> [Rows from a figure dataset]:

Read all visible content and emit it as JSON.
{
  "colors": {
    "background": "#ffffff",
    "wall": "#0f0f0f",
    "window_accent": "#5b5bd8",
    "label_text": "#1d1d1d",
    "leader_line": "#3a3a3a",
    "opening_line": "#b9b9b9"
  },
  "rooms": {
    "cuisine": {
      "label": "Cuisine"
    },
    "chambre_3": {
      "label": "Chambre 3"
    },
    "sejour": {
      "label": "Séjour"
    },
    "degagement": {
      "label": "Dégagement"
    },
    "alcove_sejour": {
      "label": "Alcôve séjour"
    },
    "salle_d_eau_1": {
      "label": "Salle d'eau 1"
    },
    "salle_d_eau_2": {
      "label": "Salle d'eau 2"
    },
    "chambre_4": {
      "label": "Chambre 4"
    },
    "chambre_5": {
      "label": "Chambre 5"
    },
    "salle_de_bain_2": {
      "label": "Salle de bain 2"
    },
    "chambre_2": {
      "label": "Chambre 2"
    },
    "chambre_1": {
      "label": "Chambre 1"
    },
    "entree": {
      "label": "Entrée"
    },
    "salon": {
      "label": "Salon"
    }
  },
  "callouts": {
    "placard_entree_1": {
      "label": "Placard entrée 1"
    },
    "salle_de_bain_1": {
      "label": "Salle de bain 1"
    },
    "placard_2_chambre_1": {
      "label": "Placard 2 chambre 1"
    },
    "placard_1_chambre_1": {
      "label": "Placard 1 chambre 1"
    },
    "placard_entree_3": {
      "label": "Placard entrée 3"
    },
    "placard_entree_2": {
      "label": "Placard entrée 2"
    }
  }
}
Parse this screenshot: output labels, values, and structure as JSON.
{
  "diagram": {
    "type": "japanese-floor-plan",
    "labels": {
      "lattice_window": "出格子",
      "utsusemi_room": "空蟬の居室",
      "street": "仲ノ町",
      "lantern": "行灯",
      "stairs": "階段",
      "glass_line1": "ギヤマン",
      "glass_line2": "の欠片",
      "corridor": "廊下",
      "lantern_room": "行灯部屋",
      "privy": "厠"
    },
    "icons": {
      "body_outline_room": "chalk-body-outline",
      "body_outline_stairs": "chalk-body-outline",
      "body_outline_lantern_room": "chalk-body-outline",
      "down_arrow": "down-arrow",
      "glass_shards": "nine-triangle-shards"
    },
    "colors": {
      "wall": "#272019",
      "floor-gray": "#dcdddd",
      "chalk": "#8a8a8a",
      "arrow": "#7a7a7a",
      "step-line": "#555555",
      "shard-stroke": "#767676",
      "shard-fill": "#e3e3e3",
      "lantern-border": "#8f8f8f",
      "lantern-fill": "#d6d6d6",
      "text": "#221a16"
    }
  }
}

> [PROMPT]: Write out all of the records once more, exactly.

> [ANSWER TO THIS PROBLEM]:
Read all visible content and emit it as JSON.
{
  "colors": {
    "background": "#ffffff",
    "wall": "#0f0f0f",
    "window_accent": "#5b5bd8",
    "label_text": "#1d1d1d",
    "leader_line": "#3a3a3a",
    "opening_line": "#b9b9b9"
  },
  "rooms": {
    "cuisine": {
      "label": "Cuisine"
    },
    "chambre_3": {
      "label": "Chambre 3"
    },
    "sejour": {
      "label": "Séjour"
    },
    "degagement": {
      "label": "Dégagement"
    },
    "alcove_sejour": {
      "label": "Alcôve séjour"
    },
    "salle_d_eau_1": {
      "label": "Salle d'eau 1"
    },
    "salle_d_eau_2": {
      "label": "Salle d'eau 2"
    },
    "chambre_4": {
      "label": "Chambre 4"
    },
    "chambre_5": {
      "label": "Chambre 5"
    },
    "salle_de_bain_2": {
      "label": "Salle de bain 2"
    },
    "chambre_2": {
      "label": "Chambre 2"
    },
    "chambre_1": {
      "label": "Chambre 1"
    },
    "entree": {
      "label": "Entrée"
    },
    "salon": {
      "label": "Salon"
    }
  },
  "callouts": {
    "placard_entree_1": {
      "label": "Placard entrée 1"
    },
    "salle_de_bain_1": {
      "label": "Salle de bain 1"
    },
    "placard_2_chambre_1": {
      "label": "Placard 2 chambre 1"
    },
    "placard_1_chambre_1": {
      "label": "Placard 1 chambre 1"
    },
    "placard_entree_3": {
      "label": "Placard entrée 3"
    },
    "placard_entree_2": {
      "label": "Placard entrée 2"
    }
  }
}
Parse this screenshot: output labels, values, and structure as JSON.
{
  "diagram": {
    "type": "japanese-floor-plan",
    "labels": {
      "lattice_window": "出格子",
      "utsusemi_room": "空蟬の居室",
      "street": "仲ノ町",
      "lantern": "行灯",
      "stairs": "階段",
      "glass_line1": "ギヤマン",
      "glass_line2": "の欠片",
      "corridor": "廊下",
      "lantern_room": "行灯部屋",
      "privy": "厠"
    },
    "icons": {
      "body_outline_room": "chalk-body-outline",
      "body_outline_stairs": "chalk-body-outline",
      "body_outline_lantern_room": "chalk-body-outline",
      "down_arrow": "down-arrow",
      "glass_shards": "nine-triangle-shards"
    },
    "colors": {
      "wall": "#272019",
      "floor-gray": "#dcdddd",
      "chalk": "#8a8a8a",
      "arrow": "#7a7a7a",
      "step-line": "#555555",
      "shard-stroke": "#767676",
      "shard-fill": "#e3e3e3",
      "lantern-border": "#8f8f8f",
      "lantern-fill": "#d6d6d6",
      "text": "#221a16"
    }
  }
}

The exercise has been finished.